YOUR TASK: Extract all lines that hold "Construction" from the records below.

--- begin RECORD SET ---

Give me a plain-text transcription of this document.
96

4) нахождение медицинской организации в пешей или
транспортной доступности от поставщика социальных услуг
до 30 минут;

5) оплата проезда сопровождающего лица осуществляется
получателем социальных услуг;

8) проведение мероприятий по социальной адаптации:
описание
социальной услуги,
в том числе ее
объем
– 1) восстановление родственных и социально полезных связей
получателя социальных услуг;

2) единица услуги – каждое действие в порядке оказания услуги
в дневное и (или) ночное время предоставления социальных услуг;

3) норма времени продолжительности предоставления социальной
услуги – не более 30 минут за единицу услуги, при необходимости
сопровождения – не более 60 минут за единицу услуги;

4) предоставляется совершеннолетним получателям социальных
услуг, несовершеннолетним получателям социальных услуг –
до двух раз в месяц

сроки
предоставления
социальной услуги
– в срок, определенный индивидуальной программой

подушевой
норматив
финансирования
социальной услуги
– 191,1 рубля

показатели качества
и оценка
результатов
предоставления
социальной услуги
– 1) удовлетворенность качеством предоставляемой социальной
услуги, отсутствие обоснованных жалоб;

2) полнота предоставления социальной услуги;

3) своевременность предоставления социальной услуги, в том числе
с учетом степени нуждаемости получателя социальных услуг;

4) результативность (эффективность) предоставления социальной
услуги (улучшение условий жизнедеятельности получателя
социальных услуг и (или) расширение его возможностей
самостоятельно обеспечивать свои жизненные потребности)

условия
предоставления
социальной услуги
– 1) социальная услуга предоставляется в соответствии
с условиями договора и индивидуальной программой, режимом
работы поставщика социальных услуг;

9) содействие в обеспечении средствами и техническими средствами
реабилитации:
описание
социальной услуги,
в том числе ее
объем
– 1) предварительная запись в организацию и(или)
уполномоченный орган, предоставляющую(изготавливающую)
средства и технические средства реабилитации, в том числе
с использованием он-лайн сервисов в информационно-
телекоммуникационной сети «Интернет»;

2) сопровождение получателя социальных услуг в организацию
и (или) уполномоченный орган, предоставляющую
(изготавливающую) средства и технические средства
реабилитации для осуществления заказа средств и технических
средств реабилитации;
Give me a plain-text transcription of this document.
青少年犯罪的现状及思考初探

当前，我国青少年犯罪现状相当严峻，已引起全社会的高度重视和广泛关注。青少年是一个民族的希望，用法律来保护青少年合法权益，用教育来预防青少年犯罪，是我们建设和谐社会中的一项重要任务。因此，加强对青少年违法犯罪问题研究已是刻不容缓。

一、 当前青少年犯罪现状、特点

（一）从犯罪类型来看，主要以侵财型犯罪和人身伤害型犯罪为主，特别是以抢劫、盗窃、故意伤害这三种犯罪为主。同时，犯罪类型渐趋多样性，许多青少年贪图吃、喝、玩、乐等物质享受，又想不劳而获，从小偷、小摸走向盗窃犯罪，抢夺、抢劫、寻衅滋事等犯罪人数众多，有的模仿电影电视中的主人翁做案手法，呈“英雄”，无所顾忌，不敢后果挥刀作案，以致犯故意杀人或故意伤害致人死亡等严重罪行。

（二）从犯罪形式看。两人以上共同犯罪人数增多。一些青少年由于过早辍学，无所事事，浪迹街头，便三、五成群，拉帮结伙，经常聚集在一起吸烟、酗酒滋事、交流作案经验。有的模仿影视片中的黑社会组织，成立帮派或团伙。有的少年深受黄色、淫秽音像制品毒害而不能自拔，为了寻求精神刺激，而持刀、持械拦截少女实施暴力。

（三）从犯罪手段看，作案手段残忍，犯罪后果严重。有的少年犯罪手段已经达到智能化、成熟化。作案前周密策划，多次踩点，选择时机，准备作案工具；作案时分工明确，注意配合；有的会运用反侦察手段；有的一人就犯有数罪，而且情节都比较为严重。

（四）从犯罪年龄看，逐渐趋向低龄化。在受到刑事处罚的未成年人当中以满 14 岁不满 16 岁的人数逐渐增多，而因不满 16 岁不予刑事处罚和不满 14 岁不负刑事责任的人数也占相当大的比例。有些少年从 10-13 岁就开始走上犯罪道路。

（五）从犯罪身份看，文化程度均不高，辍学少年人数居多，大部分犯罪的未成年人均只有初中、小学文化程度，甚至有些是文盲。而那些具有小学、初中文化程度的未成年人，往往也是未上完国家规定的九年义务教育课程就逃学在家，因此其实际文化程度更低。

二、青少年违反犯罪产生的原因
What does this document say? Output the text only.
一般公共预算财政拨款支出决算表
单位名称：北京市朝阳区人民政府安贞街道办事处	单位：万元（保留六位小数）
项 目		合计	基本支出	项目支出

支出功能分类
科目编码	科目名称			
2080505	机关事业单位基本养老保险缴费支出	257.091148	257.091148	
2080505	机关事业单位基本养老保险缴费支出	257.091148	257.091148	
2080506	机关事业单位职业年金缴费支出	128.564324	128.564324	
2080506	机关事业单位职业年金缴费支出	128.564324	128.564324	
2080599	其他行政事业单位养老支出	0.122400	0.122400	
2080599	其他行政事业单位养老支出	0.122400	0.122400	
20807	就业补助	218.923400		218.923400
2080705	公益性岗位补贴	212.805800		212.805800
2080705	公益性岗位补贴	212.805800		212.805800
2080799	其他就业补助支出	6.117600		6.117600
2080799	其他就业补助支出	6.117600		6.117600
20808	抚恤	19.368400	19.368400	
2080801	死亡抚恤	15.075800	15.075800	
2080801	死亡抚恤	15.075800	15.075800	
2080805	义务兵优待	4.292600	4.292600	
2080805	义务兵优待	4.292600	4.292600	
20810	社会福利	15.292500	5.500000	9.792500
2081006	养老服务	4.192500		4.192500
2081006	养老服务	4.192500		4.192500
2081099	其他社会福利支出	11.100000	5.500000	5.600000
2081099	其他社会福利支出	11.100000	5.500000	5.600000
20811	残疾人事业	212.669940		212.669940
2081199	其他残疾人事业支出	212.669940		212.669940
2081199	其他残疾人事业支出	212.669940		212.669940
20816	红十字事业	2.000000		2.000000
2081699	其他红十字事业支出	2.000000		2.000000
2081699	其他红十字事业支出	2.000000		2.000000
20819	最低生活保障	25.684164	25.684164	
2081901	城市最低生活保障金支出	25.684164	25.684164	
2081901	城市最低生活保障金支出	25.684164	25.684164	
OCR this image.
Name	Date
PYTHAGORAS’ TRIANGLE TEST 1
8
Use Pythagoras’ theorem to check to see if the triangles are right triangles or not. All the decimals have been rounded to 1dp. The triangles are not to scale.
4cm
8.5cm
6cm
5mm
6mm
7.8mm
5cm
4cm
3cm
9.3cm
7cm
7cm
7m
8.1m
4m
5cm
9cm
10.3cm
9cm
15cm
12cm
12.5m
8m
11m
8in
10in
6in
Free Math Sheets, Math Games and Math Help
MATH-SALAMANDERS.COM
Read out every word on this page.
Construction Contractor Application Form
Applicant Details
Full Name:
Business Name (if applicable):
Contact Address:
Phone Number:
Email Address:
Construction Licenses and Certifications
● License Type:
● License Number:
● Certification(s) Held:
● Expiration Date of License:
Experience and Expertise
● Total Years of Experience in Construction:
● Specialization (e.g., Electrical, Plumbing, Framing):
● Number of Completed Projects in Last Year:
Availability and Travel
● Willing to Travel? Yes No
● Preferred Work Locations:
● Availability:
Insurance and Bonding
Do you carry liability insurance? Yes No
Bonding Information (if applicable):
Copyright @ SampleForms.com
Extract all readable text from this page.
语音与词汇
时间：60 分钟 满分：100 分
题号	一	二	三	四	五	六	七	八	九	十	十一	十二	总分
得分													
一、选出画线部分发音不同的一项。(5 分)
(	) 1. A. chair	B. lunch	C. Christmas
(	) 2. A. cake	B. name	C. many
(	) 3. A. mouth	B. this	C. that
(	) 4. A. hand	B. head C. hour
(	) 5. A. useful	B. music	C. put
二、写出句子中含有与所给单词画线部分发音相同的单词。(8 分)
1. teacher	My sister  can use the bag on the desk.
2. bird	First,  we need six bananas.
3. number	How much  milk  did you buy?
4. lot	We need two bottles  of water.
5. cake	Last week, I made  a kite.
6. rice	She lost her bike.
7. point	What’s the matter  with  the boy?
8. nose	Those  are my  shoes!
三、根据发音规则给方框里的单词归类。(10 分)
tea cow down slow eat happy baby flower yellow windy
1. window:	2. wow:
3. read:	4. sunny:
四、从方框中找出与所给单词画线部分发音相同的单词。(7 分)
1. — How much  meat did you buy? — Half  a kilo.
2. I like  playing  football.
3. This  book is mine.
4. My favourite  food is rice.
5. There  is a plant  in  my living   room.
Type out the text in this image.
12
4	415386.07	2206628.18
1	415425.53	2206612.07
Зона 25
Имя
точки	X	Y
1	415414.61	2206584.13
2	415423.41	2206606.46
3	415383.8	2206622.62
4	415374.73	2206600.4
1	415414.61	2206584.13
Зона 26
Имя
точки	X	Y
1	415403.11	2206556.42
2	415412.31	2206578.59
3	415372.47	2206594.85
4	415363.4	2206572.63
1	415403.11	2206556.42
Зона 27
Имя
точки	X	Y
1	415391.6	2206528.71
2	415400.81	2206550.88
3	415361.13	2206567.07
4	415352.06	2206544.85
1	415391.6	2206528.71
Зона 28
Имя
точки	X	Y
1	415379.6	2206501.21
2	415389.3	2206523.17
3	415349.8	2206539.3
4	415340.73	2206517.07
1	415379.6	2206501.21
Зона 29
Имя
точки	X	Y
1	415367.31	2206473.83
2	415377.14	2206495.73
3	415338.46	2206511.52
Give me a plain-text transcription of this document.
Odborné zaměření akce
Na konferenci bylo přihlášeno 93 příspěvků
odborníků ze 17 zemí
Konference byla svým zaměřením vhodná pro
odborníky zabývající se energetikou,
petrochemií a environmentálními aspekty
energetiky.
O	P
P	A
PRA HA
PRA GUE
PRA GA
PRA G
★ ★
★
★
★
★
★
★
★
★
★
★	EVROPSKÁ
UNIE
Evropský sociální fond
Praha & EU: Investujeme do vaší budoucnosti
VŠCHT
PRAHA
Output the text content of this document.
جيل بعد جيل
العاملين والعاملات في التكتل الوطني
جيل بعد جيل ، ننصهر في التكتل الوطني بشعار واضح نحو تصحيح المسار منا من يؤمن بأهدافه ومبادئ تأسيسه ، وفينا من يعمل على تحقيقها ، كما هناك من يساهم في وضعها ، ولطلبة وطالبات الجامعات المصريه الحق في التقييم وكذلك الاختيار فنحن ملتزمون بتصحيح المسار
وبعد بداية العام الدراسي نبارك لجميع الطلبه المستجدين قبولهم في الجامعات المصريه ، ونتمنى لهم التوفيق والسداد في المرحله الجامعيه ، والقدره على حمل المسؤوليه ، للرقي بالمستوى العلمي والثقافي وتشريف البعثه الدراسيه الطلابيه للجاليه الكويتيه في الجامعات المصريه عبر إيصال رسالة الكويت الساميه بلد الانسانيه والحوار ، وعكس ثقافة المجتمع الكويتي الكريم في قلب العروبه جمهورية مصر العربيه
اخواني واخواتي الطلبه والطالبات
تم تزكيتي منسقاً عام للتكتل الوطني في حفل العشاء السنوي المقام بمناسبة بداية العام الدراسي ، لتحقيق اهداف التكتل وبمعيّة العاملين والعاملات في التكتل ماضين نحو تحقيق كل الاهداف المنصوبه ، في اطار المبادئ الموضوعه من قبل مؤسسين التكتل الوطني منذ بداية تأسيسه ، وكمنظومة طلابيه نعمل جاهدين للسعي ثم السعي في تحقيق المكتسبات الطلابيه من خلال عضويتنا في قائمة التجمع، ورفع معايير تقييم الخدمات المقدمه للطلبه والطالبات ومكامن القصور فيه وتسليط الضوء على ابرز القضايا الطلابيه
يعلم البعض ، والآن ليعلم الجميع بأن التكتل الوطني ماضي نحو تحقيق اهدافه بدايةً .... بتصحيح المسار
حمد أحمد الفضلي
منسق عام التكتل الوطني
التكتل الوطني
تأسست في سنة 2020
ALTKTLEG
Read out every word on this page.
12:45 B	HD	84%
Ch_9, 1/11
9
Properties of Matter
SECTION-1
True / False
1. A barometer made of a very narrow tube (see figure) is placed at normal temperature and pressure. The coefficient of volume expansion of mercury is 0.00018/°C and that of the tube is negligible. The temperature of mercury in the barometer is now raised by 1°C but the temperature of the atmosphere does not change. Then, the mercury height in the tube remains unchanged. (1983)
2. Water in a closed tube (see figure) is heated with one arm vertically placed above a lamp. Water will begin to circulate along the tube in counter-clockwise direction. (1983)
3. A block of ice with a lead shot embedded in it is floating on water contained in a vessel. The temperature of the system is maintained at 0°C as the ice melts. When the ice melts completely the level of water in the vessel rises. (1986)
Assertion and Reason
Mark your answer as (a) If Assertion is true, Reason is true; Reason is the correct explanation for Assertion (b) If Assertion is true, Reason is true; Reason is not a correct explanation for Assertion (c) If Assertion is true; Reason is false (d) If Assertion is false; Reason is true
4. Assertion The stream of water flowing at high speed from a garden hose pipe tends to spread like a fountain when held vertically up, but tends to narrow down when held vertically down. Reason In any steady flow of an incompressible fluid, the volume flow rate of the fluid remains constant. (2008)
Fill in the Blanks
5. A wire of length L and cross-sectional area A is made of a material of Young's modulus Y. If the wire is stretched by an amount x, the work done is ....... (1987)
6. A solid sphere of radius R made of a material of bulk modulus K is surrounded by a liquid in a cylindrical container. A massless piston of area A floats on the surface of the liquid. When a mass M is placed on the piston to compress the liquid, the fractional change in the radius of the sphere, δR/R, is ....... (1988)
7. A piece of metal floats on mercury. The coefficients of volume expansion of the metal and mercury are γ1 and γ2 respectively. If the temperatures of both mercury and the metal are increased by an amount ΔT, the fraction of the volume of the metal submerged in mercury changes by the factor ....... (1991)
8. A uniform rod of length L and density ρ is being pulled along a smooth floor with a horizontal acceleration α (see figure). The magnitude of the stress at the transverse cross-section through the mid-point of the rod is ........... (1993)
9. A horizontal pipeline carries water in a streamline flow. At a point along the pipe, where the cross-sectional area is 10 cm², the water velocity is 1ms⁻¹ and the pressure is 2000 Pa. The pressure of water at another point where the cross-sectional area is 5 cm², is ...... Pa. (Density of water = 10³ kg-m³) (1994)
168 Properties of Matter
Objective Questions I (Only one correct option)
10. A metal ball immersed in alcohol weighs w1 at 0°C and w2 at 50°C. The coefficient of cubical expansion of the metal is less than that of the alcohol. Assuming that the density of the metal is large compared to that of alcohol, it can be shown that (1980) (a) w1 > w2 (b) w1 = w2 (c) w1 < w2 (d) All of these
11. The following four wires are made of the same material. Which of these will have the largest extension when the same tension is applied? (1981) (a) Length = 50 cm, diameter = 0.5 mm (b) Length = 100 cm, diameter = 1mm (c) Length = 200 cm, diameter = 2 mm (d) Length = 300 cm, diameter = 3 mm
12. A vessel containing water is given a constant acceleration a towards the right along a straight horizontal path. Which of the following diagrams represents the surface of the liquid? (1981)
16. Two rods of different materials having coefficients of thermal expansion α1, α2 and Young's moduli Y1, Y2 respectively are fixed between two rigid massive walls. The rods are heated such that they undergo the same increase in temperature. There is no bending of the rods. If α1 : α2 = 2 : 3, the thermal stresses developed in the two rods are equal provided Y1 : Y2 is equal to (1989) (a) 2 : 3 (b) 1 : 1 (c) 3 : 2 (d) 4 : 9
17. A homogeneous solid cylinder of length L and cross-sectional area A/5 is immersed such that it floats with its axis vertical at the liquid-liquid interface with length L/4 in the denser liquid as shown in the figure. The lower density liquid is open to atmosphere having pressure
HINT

--- end RECORD SET ---

PROBLEM SOLUTION:
Construction Contractor Application Form
Construction Licenses and Certifications
● Total Years of Experience in Construction:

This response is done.